▶ **TASK**
The records that follow are to be repeated exactly, with the pictures removed.

▶ **Figure dataset records**
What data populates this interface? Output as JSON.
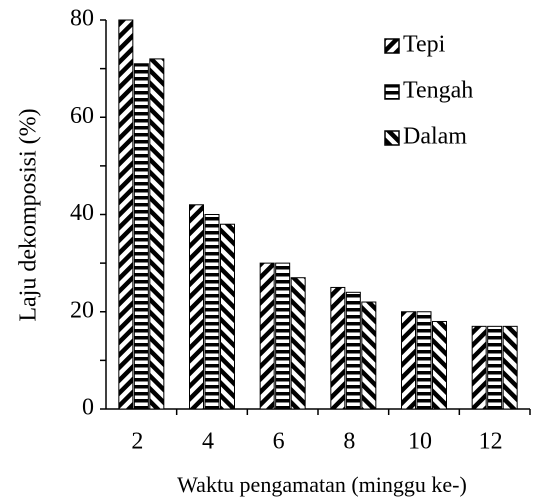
{
  "chart_data": {
    "type": "bar",
    "xlabel": "Waktu pengamatan (minggu ke-)",
    "ylabel": "Laju dekomposisi (%)",
    "categories": [
      "2",
      "4",
      "6",
      "8",
      "10",
      "12"
    ],
    "series": [
      {
        "name": "Tepi",
        "color": "#000000",
        "pattern": "forward-diagonal",
        "values": [
          80,
          42,
          30,
          25,
          20,
          17
        ]
      },
      {
        "name": "Tengah",
        "color": "#000000",
        "pattern": "horizontal",
        "values": [
          71,
          40,
          30,
          24,
          20,
          17
        ]
      },
      {
        "name": "Dalam",
        "color": "#000000",
        "pattern": "backward-diagonal",
        "values": [
          72,
          38,
          27,
          22,
          18,
          17
        ]
      }
    ],
    "ylim": [
      0,
      80
    ],
    "yticks": [
      0,
      20,
      40,
      60,
      80
    ],
    "minor_yticks": [
      10,
      30,
      50,
      70
    ],
    "grid": false,
    "legend": "upper right"
  }
}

▶ **RESULT**
What data populates this interface? Output as JSON.
{
  "chart_data": {
    "type": "bar",
    "xlabel": "Waktu pengamatan (minggu ke-)",
    "ylabel": "Laju dekomposisi (%)",
    "categories": [
      "2",
      "4",
      "6",
      "8",
      "10",
      "12"
    ],
    "series": [
      {
        "name": "Tepi",
        "color": "#000000",
        "pattern": "forward-diagonal",
        "values": [
          80,
          42,
          30,
          25,
          20,
          17
        ]
      },
      {
        "name": "Tengah",
        "color": "#000000",
        "pattern": "horizontal",
        "values": [
          71,
          40,
          30,
          24,
          20,
          17
        ]
      },
      {
        "name": "Dalam",
        "color": "#000000",
        "pattern": "backward-diagonal",
        "values": [
          72,
          38,
          27,
          22,
          18,
          17
        ]
      }
    ],
    "ylim": [
      0,
      80
    ],
    "yticks": [
      0,
      20,
      40,
      60,
      80
    ],
    "minor_yticks": [
      10,
      30,
      50,
      70
    ],
    "grid": false,
    "legend": "upper right"
  }
}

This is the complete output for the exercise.